>> begin

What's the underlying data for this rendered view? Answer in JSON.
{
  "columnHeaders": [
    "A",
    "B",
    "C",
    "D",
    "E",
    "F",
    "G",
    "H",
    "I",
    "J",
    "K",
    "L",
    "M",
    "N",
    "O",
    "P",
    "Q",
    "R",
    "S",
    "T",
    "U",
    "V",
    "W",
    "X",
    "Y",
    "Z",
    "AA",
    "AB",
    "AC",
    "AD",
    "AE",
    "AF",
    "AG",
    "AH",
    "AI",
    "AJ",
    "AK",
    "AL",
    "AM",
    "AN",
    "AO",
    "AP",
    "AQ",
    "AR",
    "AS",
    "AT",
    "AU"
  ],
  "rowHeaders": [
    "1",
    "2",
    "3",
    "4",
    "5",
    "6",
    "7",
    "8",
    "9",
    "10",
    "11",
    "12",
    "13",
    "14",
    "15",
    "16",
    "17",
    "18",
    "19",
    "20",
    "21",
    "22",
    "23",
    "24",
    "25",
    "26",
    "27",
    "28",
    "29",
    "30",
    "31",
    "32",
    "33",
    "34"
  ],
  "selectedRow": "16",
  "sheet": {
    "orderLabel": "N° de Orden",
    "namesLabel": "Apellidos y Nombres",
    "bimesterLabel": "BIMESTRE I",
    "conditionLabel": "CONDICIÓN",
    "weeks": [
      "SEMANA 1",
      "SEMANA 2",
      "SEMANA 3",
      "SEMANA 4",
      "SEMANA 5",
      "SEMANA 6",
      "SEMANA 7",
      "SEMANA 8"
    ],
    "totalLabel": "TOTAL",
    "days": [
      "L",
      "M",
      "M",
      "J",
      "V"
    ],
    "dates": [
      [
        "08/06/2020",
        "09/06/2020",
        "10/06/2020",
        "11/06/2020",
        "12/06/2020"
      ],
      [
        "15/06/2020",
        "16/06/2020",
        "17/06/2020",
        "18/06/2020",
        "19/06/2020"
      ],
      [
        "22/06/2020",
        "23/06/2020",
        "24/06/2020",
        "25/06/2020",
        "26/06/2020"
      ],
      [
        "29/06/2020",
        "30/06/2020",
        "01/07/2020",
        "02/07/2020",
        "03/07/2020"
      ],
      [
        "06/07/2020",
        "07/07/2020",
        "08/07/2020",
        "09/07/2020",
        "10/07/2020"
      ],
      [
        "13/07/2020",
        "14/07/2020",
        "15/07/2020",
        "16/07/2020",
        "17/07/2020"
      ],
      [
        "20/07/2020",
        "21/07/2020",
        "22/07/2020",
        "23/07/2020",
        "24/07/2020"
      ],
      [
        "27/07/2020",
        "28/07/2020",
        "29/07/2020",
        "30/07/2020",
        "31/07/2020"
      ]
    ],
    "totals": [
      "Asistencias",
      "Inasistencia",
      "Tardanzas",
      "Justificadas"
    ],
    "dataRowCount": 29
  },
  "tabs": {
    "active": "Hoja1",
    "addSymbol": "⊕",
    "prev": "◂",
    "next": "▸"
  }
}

>> end

§ WHAT IS REQUIRED: Type out the whole listing above again, exactly as it stands.

§ RESPONSE TO THE EXERCISE:
What's the underlying data for this rendered view? Answer in JSON.
{
  "columnHeaders": [
    "A",
    "B",
    "C",
    "D",
    "E",
    "F",
    "G",
    "H",
    "I",
    "J",
    "K",
    "L",
    "M",
    "N",
    "O",
    "P",
    "Q",
    "R",
    "S",
    "T",
    "U",
    "V",
    "W",
    "X",
    "Y",
    "Z",
    "AA",
    "AB",
    "AC",
    "AD",
    "AE",
    "AF",
    "AG",
    "AH",
    "AI",
    "AJ",
    "AK",
    "AL",
    "AM",
    "AN",
    "AO",
    "AP",
    "AQ",
    "AR",
    "AS",
    "AT",
    "AU"
  ],
  "rowHeaders": [
    "1",
    "2",
    "3",
    "4",
    "5",
    "6",
    "7",
    "8",
    "9",
    "10",
    "11",
    "12",
    "13",
    "14",
    "15",
    "16",
    "17",
    "18",
    "19",
    "20",
    "21",
    "22",
    "23",
    "24",
    "25",
    "26",
    "27",
    "28",
    "29",
    "30",
    "31",
    "32",
    "33",
    "34"
  ],
  "selectedRow": "16",
  "sheet": {
    "orderLabel": "N° de Orden",
    "namesLabel": "Apellidos y Nombres",
    "bimesterLabel": "BIMESTRE I",
    "conditionLabel": "CONDICIÓN",
    "weeks": [
      "SEMANA 1",
      "SEMANA 2",
      "SEMANA 3",
      "SEMANA 4",
      "SEMANA 5",
      "SEMANA 6",
      "SEMANA 7",
      "SEMANA 8"
    ],
    "totalLabel": "TOTAL",
    "days": [
      "L",
      "M",
      "M",
      "J",
      "V"
    ],
    "dates": [
      [
        "08/06/2020",
        "09/06/2020",
        "10/06/2020",
        "11/06/2020",
        "12/06/2020"
      ],
      [
        "15/06/2020",
        "16/06/2020",
        "17/06/2020",
        "18/06/2020",
        "19/06/2020"
      ],
      [
        "22/06/2020",
        "23/06/2020",
        "24/06/2020",
        "25/06/2020",
        "26/06/2020"
      ],
      [
        "29/06/2020",
        "30/06/2020",
        "01/07/2020",
        "02/07/2020",
        "03/07/2020"
      ],
      [
        "06/07/2020",
        "07/07/2020",
        "08/07/2020",
        "09/07/2020",
        "10/07/2020"
      ],
      [
        "13/07/2020",
        "14/07/2020",
        "15/07/2020",
        "16/07/2020",
        "17/07/2020"
      ],
      [
        "20/07/2020",
        "21/07/2020",
        "22/07/2020",
        "23/07/2020",
        "24/07/2020"
      ],
      [
        "27/07/2020",
        "28/07/2020",
        "29/07/2020",
        "30/07/2020",
        "31/07/2020"
      ]
    ],
    "totals": [
      "Asistencias",
      "Inasistencia",
      "Tardanzas",
      "Justificadas"
    ],
    "dataRowCount": 29
  },
  "tabs": {
    "active": "Hoja1",
    "addSymbol": "⊕",
    "prev": "◂",
    "next": "▸"
  }
}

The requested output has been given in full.